### [EXERCISE REQUIREMENTS]
Could you print all the entries exactly?

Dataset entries
..............................

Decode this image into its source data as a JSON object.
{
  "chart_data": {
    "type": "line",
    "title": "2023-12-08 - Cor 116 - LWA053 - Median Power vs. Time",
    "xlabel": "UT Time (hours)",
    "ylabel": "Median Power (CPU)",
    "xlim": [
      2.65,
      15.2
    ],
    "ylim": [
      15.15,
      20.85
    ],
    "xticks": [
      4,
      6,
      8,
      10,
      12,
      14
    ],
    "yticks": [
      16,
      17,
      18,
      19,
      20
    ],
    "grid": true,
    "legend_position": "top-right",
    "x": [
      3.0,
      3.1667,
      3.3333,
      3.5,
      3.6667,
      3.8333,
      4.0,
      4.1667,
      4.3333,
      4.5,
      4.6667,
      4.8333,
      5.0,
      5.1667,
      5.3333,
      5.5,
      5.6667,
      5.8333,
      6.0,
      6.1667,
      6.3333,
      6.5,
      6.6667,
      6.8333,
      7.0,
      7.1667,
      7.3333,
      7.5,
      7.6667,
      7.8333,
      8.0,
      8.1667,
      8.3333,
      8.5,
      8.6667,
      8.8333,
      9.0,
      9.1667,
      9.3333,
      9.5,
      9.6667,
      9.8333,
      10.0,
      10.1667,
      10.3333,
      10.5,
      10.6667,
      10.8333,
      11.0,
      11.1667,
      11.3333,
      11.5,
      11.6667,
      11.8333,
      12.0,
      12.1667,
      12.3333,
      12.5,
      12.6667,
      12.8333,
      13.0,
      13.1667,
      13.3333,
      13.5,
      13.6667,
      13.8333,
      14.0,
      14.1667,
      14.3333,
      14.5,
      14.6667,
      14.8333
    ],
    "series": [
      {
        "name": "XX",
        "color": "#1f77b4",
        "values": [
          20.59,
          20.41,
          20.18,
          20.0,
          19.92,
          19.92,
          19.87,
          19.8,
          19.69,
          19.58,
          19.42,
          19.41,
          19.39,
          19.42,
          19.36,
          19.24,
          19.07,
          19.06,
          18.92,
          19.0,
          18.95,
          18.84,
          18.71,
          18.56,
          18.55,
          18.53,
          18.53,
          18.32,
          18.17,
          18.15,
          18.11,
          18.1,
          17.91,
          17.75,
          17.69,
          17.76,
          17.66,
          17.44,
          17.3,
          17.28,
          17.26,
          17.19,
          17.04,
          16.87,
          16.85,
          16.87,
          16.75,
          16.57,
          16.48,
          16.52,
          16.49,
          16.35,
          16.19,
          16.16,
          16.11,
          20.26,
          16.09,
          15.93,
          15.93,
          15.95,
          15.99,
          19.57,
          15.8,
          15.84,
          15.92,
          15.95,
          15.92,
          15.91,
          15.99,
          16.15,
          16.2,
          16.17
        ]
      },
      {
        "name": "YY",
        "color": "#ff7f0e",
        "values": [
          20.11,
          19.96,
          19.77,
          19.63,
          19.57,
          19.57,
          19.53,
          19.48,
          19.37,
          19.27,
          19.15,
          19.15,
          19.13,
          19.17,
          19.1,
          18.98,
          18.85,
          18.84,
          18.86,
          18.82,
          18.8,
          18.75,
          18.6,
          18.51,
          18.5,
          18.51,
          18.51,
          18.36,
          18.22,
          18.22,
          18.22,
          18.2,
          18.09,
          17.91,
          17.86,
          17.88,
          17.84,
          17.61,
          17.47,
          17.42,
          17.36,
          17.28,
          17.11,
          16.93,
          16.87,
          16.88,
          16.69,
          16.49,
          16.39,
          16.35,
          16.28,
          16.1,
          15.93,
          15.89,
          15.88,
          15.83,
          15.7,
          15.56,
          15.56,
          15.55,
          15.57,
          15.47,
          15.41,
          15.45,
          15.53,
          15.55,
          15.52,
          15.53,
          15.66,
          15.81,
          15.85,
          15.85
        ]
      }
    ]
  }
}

..............................

### [EXPECTED ANSWER]
Decode this image into its source data as a JSON object.
{
  "chart_data": {
    "type": "line",
    "title": "2023-12-08 - Cor 116 - LWA053 - Median Power vs. Time",
    "xlabel": "UT Time (hours)",
    "ylabel": "Median Power (CPU)",
    "xlim": [
      2.65,
      15.2
    ],
    "ylim": [
      15.15,
      20.85
    ],
    "xticks": [
      4,
      6,
      8,
      10,
      12,
      14
    ],
    "yticks": [
      16,
      17,
      18,
      19,
      20
    ],
    "grid": true,
    "legend_position": "top-right",
    "x": [
      3.0,
      3.1667,
      3.3333,
      3.5,
      3.6667,
      3.8333,
      4.0,
      4.1667,
      4.3333,
      4.5,
      4.6667,
      4.8333,
      5.0,
      5.1667,
      5.3333,
      5.5,
      5.6667,
      5.8333,
      6.0,
      6.1667,
      6.3333,
      6.5,
      6.6667,
      6.8333,
      7.0,
      7.1667,
      7.3333,
      7.5,
      7.6667,
      7.8333,
      8.0,
      8.1667,
      8.3333,
      8.5,
      8.6667,
      8.8333,
      9.0,
      9.1667,
      9.3333,
      9.5,
      9.6667,
      9.8333,
      10.0,
      10.1667,
      10.3333,
      10.5,
      10.6667,
      10.8333,
      11.0,
      11.1667,
      11.3333,
      11.5,
      11.6667,
      11.8333,
      12.0,
      12.1667,
      12.3333,
      12.5,
      12.6667,
      12.8333,
      13.0,
      13.1667,
      13.3333,
      13.5,
      13.6667,
      13.8333,
      14.0,
      14.1667,
      14.3333,
      14.5,
      14.6667,
      14.8333
    ],
    "series": [
      {
        "name": "XX",
        "color": "#1f77b4",
        "values": [
          20.59,
          20.41,
          20.18,
          20.0,
          19.92,
          19.92,
          19.87,
          19.8,
          19.69,
          19.58,
          19.42,
          19.41,
          19.39,
          19.42,
          19.36,
          19.24,
          19.07,
          19.06,
          18.92,
          19.0,
          18.95,
          18.84,
          18.71,
          18.56,
          18.55,
          18.53,
          18.53,
          18.32,
          18.17,
          18.15,
          18.11,
          18.1,
          17.91,
          17.75,
          17.69,
          17.76,
          17.66,
          17.44,
          17.3,
          17.28,
          17.26,
          17.19,
          17.04,
          16.87,
          16.85,
          16.87,
          16.75,
          16.57,
          16.48,
          16.52,
          16.49,
          16.35,
          16.19,
          16.16,
          16.11,
          20.26,
          16.09,
          15.93,
          15.93,
          15.95,
          15.99,
          19.57,
          15.8,
          15.84,
          15.92,
          15.95,
          15.92,
          15.91,
          15.99,
          16.15,
          16.2,
          16.17
        ]
      },
      {
        "name": "YY",
        "color": "#ff7f0e",
        "values": [
          20.11,
          19.96,
          19.77,
          19.63,
          19.57,
          19.57,
          19.53,
          19.48,
          19.37,
          19.27,
          19.15,
          19.15,
          19.13,
          19.17,
          19.1,
          18.98,
          18.85,
          18.84,
          18.86,
          18.82,
          18.8,
          18.75,
          18.6,
          18.51,
          18.5,
          18.51,
          18.51,
          18.36,
          18.22,
          18.22,
          18.22,
          18.2,
          18.09,
          17.91,
          17.86,
          17.88,
          17.84,
          17.61,
          17.47,
          17.42,
          17.36,
          17.28,
          17.11,
          16.93,
          16.87,
          16.88,
          16.69,
          16.49,
          16.39,
          16.35,
          16.28,
          16.1,
          15.93,
          15.89,
          15.88,
          15.83,
          15.7,
          15.56,
          15.56,
          15.55,
          15.57,
          15.47,
          15.41,
          15.45,
          15.53,
          15.55,
          15.52,
          15.53,
          15.66,
          15.81,
          15.85,
          15.85
        ]
      }
    ]
  }
}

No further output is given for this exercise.